* TEKSTFRAGMENT *
Loslopend Wild is het ontwikkelingstraject van Maas Theater en Dans waarin jonge makers  binnen een professionele context voorstellingen kunnen ontwikkelen: in dit geval in het Bostheater op Oerol Festival. Bezoekers van de voorstelling wordt een schurend drieluik in het Formerum Bos beloofd. Een drieluik is misschien wat te veel gezegd: dat suggereert immers (thematische) verbindingen tussen de werken. De voorstellingen, die elk ongeveer twintig minuten duren, staan erg op zichzelf – maar dat is natuurlijk geen bezwaar.

Er wordt afgetrapt met de dansetude Kraai, ontwikkeld door choreograaf Jasper van Luijk. Het publiek neemt voor deze voorstelling plaats op wat normaliter in dit intieme natuurtheater als speelvloer fungeert. De voorstelling vindt plaats op en voor de tribune.

Vanuit de bossen komt danser Jefta Tanate aangerend en beklimt soepel de tribune, waar ineens een danseres (Yeli Beurskens) verschijnt. Beiden beklimmen de tribune, om zich er bovenaan weer af te laten vallen – alsof ze vast zitten in een stramien van ontsnappen. Ook doet het, met de repetitieve klim en het daaropvolgende neerstorten, denken aan de mythe van Sisyphus.

Bevrijding vinden ze pas als ze de verwoede pogingen tot ontsnappen opgeven – en in een intieme dans soms bijna vleugels lijken te krijgen. De twee dansers worden hier niet alleen intiem met elkaar, maar ook met het publiek.

Kraai is een toegankelijke, esthetische etude geworden – die bovendien volledig is ingebed in de locatie waar hij zich afspeelt. Echt spannend wordt het als de dansers hun publiek recht aan kijken, en zodoende actief betrekken bij hun spel.

* GEGEVENS *
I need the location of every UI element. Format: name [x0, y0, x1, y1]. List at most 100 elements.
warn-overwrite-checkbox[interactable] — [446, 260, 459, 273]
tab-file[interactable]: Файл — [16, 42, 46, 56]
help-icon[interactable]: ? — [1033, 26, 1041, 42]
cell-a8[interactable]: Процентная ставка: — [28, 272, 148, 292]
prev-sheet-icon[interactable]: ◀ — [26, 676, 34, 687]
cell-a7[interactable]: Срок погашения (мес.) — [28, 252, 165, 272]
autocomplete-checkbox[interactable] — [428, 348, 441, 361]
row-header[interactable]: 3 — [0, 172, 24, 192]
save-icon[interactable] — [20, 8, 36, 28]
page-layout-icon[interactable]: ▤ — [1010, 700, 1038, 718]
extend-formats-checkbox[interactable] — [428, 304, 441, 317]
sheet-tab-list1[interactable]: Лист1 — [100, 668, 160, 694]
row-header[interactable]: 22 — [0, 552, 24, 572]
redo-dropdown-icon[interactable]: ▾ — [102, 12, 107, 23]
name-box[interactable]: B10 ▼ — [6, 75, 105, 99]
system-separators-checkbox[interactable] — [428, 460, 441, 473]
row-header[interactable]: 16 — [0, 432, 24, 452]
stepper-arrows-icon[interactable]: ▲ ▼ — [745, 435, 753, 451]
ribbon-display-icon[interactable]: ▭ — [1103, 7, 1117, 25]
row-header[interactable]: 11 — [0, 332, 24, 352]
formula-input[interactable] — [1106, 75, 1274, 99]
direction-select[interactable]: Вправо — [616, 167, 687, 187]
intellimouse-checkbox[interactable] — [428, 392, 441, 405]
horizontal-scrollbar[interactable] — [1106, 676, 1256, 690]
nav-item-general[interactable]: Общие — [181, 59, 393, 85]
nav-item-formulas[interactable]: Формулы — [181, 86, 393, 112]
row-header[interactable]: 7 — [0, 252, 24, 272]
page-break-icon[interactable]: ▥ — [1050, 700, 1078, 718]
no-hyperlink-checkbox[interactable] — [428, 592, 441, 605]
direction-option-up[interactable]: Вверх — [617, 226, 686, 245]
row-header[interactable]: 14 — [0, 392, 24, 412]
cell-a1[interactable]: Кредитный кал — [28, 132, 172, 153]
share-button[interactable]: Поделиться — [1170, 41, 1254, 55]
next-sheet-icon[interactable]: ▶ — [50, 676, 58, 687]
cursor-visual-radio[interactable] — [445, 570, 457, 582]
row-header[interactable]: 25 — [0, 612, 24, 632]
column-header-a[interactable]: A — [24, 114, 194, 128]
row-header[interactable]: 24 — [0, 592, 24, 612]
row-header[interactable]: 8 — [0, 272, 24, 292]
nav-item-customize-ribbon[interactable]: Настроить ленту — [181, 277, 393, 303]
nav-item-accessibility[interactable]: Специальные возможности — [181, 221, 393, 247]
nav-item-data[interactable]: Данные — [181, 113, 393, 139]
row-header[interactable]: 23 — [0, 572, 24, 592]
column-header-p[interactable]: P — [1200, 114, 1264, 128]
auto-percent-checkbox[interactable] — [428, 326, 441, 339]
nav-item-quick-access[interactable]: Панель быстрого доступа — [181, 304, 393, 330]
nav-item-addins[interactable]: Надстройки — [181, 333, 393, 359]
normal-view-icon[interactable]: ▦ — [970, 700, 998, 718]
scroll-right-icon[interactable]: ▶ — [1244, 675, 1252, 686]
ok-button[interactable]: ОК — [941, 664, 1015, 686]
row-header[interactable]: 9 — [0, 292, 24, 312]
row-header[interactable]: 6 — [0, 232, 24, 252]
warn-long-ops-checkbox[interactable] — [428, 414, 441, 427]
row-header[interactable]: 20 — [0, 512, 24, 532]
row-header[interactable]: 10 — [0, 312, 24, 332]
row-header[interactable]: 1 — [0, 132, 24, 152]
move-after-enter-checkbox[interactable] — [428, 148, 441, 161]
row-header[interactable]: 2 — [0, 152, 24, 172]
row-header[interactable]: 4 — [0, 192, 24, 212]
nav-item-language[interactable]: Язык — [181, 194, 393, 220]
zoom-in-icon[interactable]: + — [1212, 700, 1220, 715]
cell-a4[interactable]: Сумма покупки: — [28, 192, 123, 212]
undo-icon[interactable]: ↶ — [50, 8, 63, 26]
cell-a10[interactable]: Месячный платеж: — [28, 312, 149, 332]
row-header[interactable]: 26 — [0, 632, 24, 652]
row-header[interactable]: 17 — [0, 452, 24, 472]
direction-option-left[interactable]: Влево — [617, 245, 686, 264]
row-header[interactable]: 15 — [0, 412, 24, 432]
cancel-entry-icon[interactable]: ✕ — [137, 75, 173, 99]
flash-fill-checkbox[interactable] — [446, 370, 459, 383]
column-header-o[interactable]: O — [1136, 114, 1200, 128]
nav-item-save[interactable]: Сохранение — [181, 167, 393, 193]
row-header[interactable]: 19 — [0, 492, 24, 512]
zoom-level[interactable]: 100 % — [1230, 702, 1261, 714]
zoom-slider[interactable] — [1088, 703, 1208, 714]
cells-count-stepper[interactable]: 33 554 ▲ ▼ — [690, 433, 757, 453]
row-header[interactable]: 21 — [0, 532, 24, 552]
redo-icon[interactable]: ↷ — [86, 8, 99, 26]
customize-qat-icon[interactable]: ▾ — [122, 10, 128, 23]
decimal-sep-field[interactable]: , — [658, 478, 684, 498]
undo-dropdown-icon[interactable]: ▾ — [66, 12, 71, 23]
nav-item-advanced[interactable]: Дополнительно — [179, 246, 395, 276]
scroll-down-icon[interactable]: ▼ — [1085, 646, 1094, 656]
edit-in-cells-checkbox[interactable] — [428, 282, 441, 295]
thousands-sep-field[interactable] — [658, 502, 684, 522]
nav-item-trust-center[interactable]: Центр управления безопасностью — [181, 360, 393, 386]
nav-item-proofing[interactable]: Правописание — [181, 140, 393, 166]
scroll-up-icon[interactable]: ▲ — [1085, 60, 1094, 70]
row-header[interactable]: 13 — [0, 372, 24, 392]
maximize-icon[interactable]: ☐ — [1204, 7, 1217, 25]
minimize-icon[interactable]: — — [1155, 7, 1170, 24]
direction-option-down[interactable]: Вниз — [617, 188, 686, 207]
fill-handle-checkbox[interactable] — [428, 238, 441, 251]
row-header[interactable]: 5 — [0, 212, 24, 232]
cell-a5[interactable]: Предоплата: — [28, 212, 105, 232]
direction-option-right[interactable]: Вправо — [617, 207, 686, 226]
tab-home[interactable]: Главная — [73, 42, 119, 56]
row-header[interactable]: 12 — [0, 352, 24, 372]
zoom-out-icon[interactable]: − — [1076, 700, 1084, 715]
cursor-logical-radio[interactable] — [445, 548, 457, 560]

* TE DOEN *
1. Hoe lang duurt elk van de voorstellingen volgens het tekstfragment over Loslopend Wild?
2. Vertaal deze zin uit het tekstfragment over Loslopend Wild in het Engels: "Het publiek neemt voor deze voorstelling plaats op wat normaliter in dit intieme natuurtheater als speelvloer fungeert."
3. Maak het tekstfragment over Loslopend Wild af door verder te schrijven na de laatste zin.

* GEGEVEN ANTWOORDEN *
1. Elk ongeveer twintig minuten.

2. For this performance, the audience takes its seats on what normally serves as the stage floor in this intimate nature theater.

3.
Het tweede deel is van Lotte Rischen en Anne Fé de Boer, die hun Paradevoorstelling Wie niet weg is is gezien – geheimen van een horrortweeling hebben hernomen. Uiteraard is de voorstelling geëvolueerd en aangepast aan deze locatie. In deze Oerolversie gaat het dan ook niet over de angst voor poppen, maar duikt de vijandelijke tweeling uit het niets op in het bos. Ineens maakt de voorstelling aanspraak op een hele andere angst: die voor eeuwig ronddolende zielen, á la Blair Witch Project.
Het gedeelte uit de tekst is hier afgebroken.